## Work required:
Copy the data that follows, character for character, minus the pictures.

(Source data)
++++++++

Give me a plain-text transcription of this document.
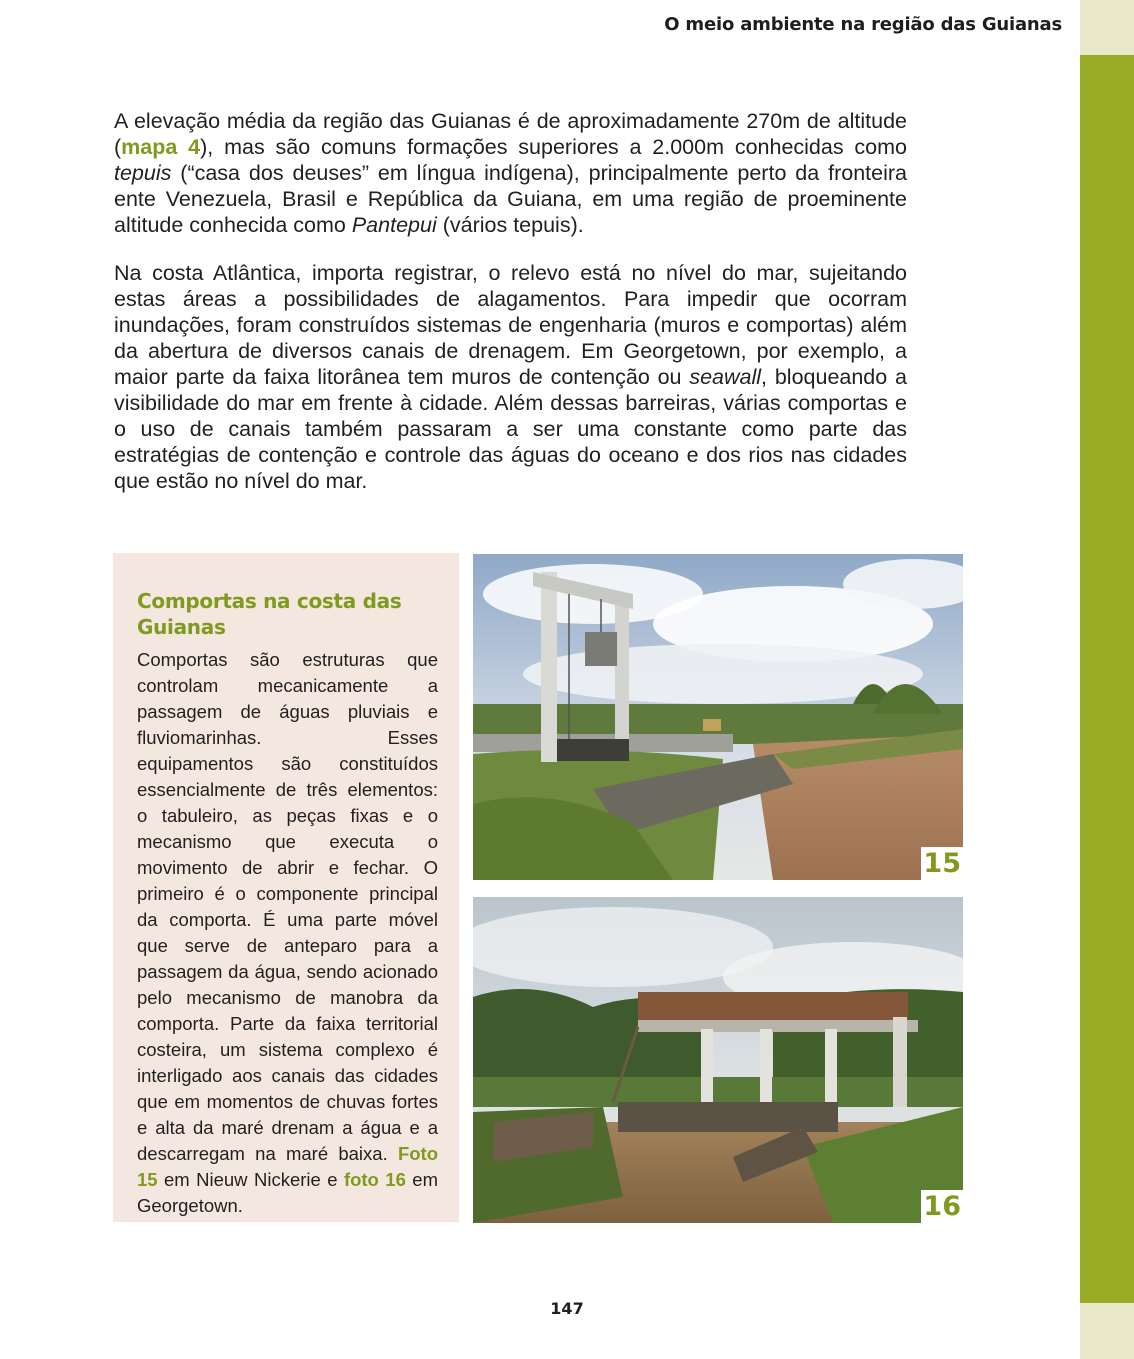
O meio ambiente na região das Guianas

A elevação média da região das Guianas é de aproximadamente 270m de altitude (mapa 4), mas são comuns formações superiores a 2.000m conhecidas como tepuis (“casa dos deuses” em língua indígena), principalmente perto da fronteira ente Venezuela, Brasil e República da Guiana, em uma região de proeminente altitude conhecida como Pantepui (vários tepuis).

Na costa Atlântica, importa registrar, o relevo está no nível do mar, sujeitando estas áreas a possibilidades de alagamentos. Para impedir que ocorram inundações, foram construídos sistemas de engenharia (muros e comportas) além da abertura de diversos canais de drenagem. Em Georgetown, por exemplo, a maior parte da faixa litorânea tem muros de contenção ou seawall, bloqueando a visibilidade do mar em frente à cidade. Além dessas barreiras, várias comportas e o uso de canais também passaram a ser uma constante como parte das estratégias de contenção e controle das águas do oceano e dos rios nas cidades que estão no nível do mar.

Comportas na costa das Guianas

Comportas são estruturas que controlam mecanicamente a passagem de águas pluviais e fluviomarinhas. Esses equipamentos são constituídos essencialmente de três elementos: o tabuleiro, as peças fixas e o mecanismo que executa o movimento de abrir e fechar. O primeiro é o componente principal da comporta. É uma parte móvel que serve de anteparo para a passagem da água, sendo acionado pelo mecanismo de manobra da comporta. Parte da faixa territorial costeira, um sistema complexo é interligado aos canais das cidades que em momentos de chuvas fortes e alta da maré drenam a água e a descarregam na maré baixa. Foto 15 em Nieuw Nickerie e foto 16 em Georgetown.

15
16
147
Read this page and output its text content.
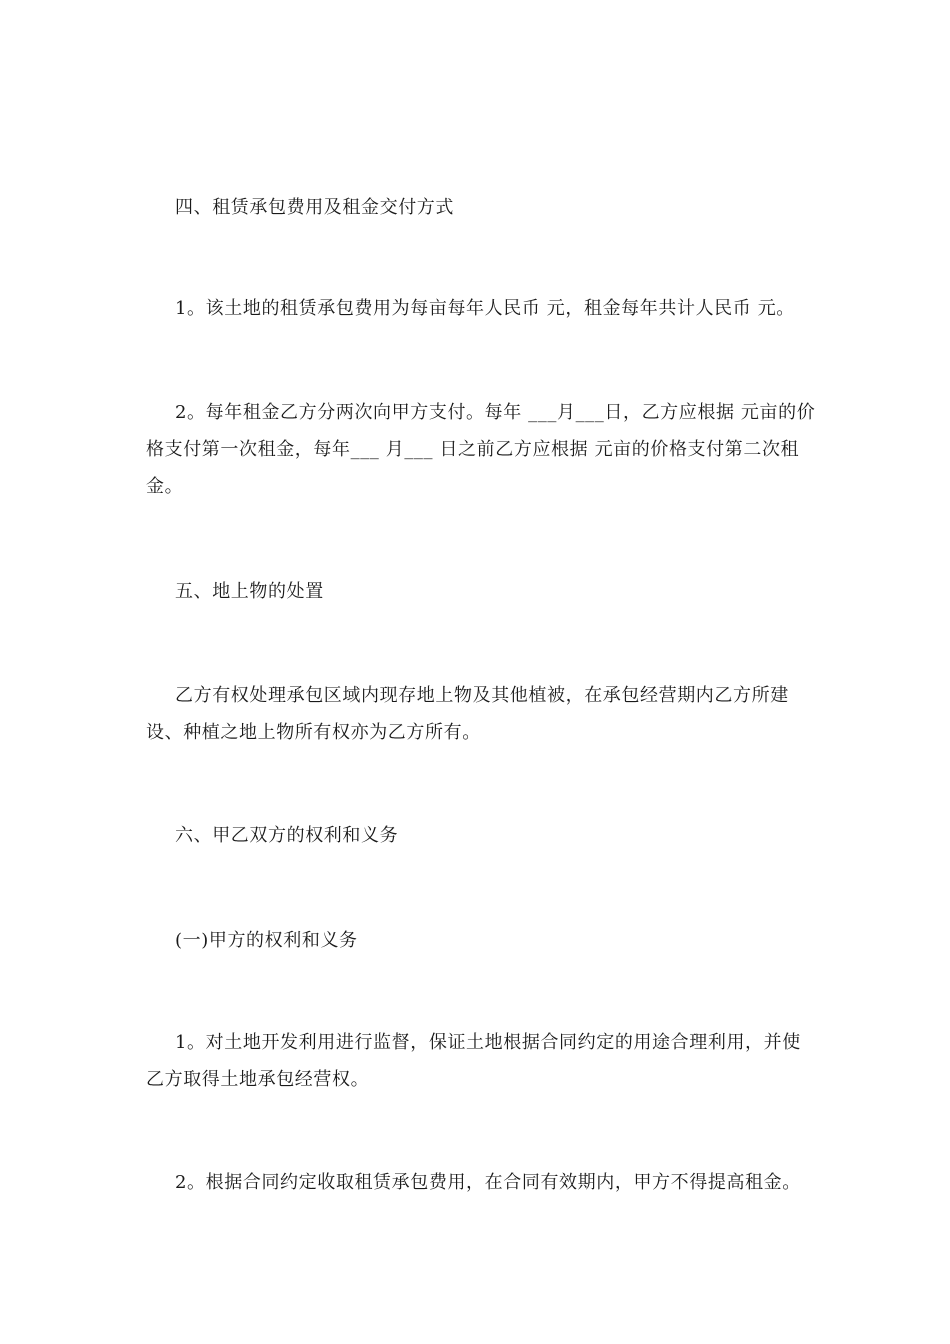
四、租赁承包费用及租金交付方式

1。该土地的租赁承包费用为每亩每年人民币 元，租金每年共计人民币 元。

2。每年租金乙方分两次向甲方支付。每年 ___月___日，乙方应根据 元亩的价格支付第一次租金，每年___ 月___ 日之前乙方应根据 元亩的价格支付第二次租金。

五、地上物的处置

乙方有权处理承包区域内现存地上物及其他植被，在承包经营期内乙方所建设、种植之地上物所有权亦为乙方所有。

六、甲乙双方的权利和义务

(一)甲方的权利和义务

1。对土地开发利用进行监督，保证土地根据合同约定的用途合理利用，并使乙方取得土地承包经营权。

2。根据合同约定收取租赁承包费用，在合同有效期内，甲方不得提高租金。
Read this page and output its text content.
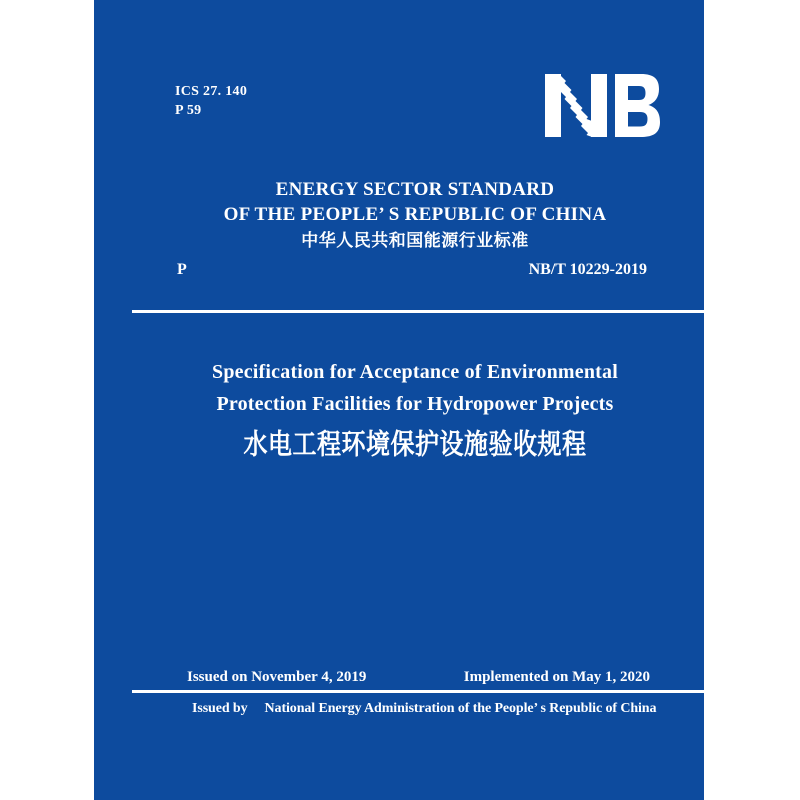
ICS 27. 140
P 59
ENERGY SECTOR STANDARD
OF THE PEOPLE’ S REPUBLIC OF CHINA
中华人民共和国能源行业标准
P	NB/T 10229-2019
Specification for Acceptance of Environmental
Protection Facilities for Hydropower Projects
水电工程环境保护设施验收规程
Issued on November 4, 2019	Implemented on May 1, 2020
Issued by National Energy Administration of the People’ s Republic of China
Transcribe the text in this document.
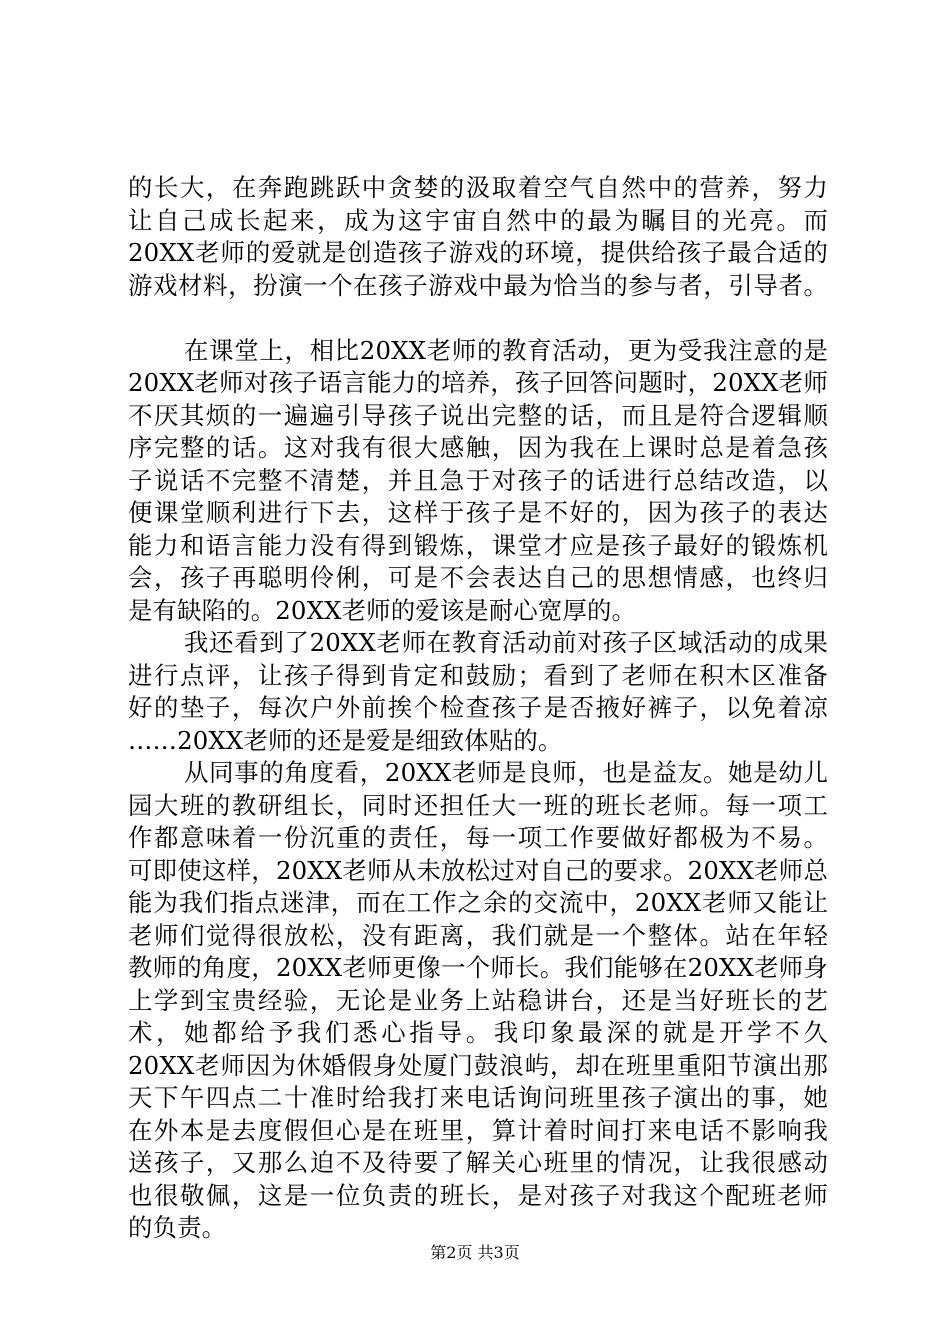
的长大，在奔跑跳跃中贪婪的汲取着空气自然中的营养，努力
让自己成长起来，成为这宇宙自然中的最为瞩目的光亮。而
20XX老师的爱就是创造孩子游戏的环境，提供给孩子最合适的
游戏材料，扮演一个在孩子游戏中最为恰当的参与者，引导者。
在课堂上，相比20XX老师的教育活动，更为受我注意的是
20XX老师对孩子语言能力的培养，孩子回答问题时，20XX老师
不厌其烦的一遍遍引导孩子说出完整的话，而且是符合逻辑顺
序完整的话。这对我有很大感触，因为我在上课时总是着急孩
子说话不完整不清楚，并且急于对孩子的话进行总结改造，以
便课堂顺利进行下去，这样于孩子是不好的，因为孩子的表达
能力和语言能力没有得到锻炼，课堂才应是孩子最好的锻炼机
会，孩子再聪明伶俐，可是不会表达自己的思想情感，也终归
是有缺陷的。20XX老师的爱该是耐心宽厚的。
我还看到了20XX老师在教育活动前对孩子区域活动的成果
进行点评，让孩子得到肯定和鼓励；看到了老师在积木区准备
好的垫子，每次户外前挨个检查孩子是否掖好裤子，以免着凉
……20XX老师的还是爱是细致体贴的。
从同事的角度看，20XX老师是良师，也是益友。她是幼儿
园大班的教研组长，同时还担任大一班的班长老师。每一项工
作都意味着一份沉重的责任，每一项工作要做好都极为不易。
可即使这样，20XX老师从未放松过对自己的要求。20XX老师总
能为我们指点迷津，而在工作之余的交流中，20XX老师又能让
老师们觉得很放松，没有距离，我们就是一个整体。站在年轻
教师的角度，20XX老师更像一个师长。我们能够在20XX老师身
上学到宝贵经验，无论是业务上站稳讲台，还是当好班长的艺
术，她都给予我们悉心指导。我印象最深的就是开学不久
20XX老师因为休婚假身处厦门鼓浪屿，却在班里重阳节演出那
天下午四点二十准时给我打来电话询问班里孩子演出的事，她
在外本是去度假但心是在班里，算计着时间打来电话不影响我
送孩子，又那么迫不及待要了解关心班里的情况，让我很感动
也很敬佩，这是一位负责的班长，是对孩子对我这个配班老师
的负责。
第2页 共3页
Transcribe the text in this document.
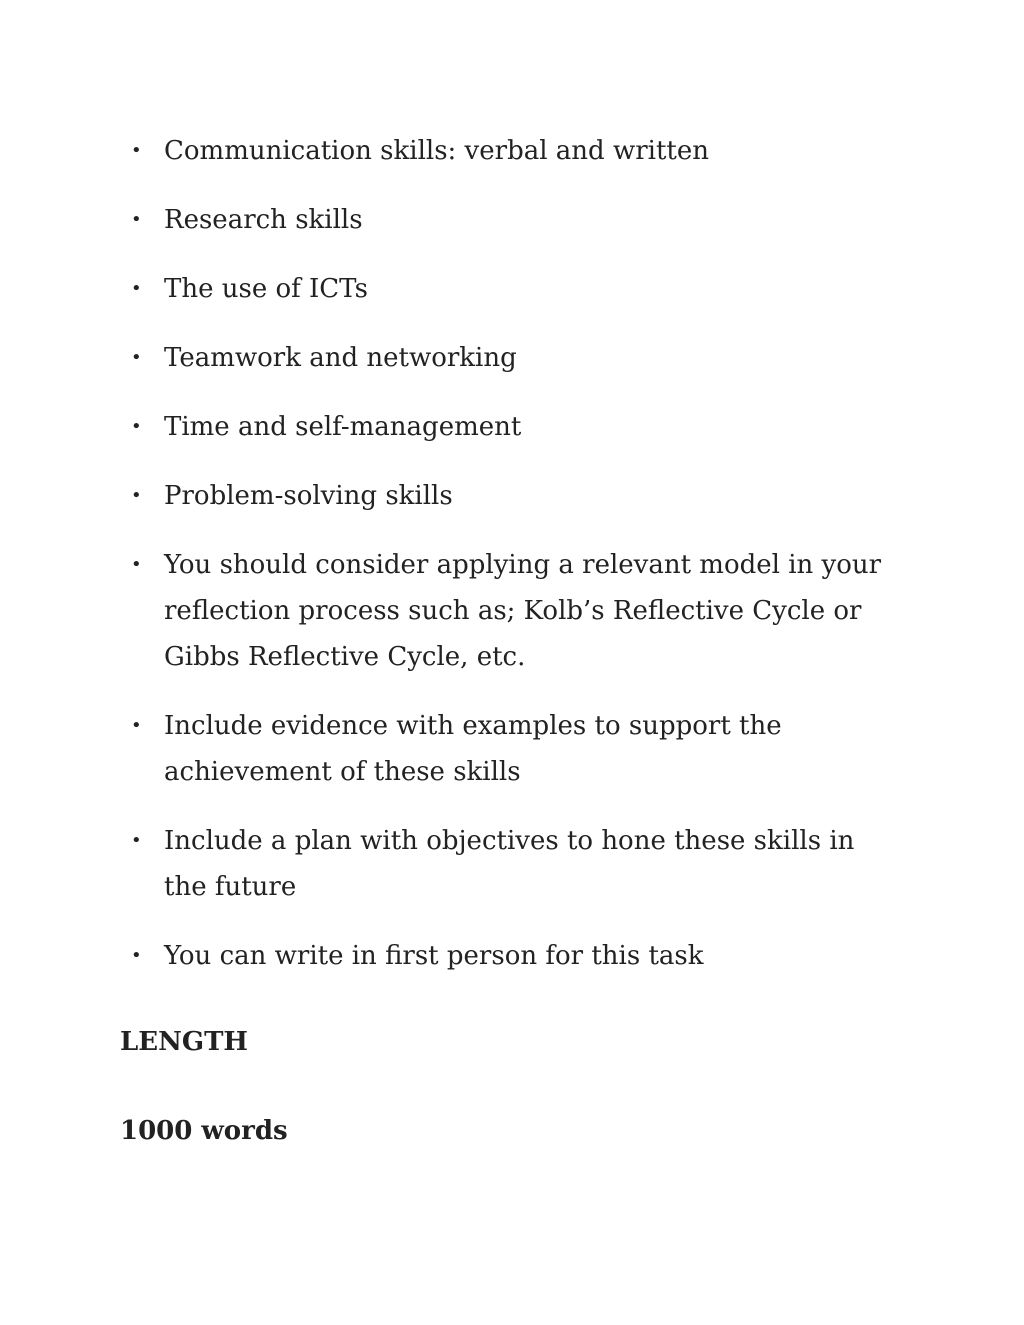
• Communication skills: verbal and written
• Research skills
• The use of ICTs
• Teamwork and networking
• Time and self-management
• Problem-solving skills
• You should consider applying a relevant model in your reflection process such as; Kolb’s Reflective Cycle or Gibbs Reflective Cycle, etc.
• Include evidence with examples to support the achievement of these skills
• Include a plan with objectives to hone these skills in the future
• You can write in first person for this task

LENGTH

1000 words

++++++++

## Written solution:
Give me a plain-text transcription of this document.
O meio ambiente na região das Guianas

A elevação média da região das Guianas é de aproximadamente 270m de altitude (mapa 4), mas são comuns formações superiores a 2.000m conhecidas como tepuis (“casa dos deuses” em língua indígena), principalmente perto da fronteira ente Venezuela, Brasil e República da Guiana, em uma região de proeminente altitude conhecida como Pantepui (vários tepuis).

Na costa Atlântica, importa registrar, o relevo está no nível do mar, sujeitando estas áreas a possibilidades de alagamentos. Para impedir que ocorram inundações, foram construídos sistemas de engenharia (muros e comportas) além da abertura de diversos canais de drenagem. Em Georgetown, por exemplo, a maior parte da faixa litorânea tem muros de contenção ou seawall, bloqueando a visibilidade do mar em frente à cidade. Além dessas barreiras, várias comportas e o uso de canais também passaram a ser uma constante como parte das estratégias de contenção e controle das águas do oceano e dos rios nas cidades que estão no nível do mar.

Comportas na costa das Guianas

Comportas são estruturas que controlam mecanicamente a passagem de águas pluviais e fluviomarinhas. Esses equipamentos são constituídos essencialmente de três elementos: o tabuleiro, as peças fixas e o mecanismo que executa o movimento de abrir e fechar. O primeiro é o componente principal da comporta. É uma parte móvel que serve de anteparo para a passagem da água, sendo acionado pelo mecanismo de manobra da comporta. Parte da faixa territorial costeira, um sistema complexo é interligado aos canais das cidades que em momentos de chuvas fortes e alta da maré drenam a água e a descarregam na maré baixa. Foto 15 em Nieuw Nickerie e foto 16 em Georgetown.

15
16
147
Read this page and output its text content.
四、租赁承包费用及租金交付方式

1。该土地的租赁承包费用为每亩每年人民币 元，租金每年共计人民币 元。

2。每年租金乙方分两次向甲方支付。每年 ___月___日，乙方应根据 元亩的价格支付第一次租金，每年___ 月___ 日之前乙方应根据 元亩的价格支付第二次租金。

五、地上物的处置

乙方有权处理承包区域内现存地上物及其他植被，在承包经营期内乙方所建设、种植之地上物所有权亦为乙方所有。

六、甲乙双方的权利和义务

(一)甲方的权利和义务

1。对土地开发利用进行监督，保证土地根据合同约定的用途合理利用，并使乙方取得土地承包经营权。

2。根据合同约定收取租赁承包费用，在合同有效期内，甲方不得提高租金。
Read this page and output its text content.
ICS 27. 140
P 59
ENERGY SECTOR STANDARD
OF THE PEOPLE’ S REPUBLIC OF CHINA
中华人民共和国能源行业标准
P	NB/T 10229-2019
Specification for Acceptance of Environmental
Protection Facilities for Hydropower Projects
水电工程环境保护设施验收规程
Issued on November 4, 2019	Implemented on May 1, 2020
Issued by National Energy Administration of the People’ s Republic of China
Transcribe the text in this document.
的长大，在奔跑跳跃中贪婪的汲取着空气自然中的营养，努力
让自己成长起来，成为这宇宙自然中的最为瞩目的光亮。而
20XX老师的爱就是创造孩子游戏的环境，提供给孩子最合适的
游戏材料，扮演一个在孩子游戏中最为恰当的参与者，引导者。
在课堂上，相比20XX老师的教育活动，更为受我注意的是
20XX老师对孩子语言能力的培养，孩子回答问题时，20XX老师
不厌其烦的一遍遍引导孩子说出完整的话，而且是符合逻辑顺
序完整的话。这对我有很大感触，因为我在上课时总是着急孩
子说话不完整不清楚，并且急于对孩子的话进行总结改造，以
便课堂顺利进行下去，这样于孩子是不好的，因为孩子的表达
能力和语言能力没有得到锻炼，课堂才应是孩子最好的锻炼机
会，孩子再聪明伶俐，可是不会表达自己的思想情感，也终归
是有缺陷的。20XX老师的爱该是耐心宽厚的。
我还看到了20XX老师在教育活动前对孩子区域活动的成果
进行点评，让孩子得到肯定和鼓励；看到了老师在积木区准备
好的垫子，每次户外前挨个检查孩子是否掖好裤子，以免着凉
……20XX老师的还是爱是细致体贴的。
从同事的角度看，20XX老师是良师，也是益友。她是幼儿
园大班的教研组长，同时还担任大一班的班长老师。每一项工
作都意味着一份沉重的责任，每一项工作要做好都极为不易。
可即使这样，20XX老师从未放松过对自己的要求。20XX老师总
能为我们指点迷津，而在工作之余的交流中，20XX老师又能让
老师们觉得很放松，没有距离，我们就是一个整体。站在年轻
教师的角度，20XX老师更像一个师长。我们能够在20XX老师身
上学到宝贵经验，无论是业务上站稳讲台，还是当好班长的艺
术，她都给予我们悉心指导。我印象最深的就是开学不久
20XX老师因为休婚假身处厦门鼓浪屿，却在班里重阳节演出那
天下午四点二十准时给我打来电话询问班里孩子演出的事，她
在外本是去度假但心是在班里，算计着时间打来电话不影响我
送孩子，又那么迫不及待要了解关心班里的情况，让我很感动
也很敬佩，这是一位负责的班长，是对孩子对我这个配班老师
的负责。
第2页 共3页
Transcribe the text in this document.
• Communication skills: verbal and written
• Research skills
• The use of ICTs
• Teamwork and networking
• Time and self-management
• Problem-solving skills
• You should consider applying a relevant model in your reflection process such as; Kolb’s Reflective Cycle or Gibbs Reflective Cycle, etc.
• Include evidence with examples to support the achievement of these skills
• Include a plan with objectives to hone these skills in the future
• You can write in first person for this task

LENGTH

1000 words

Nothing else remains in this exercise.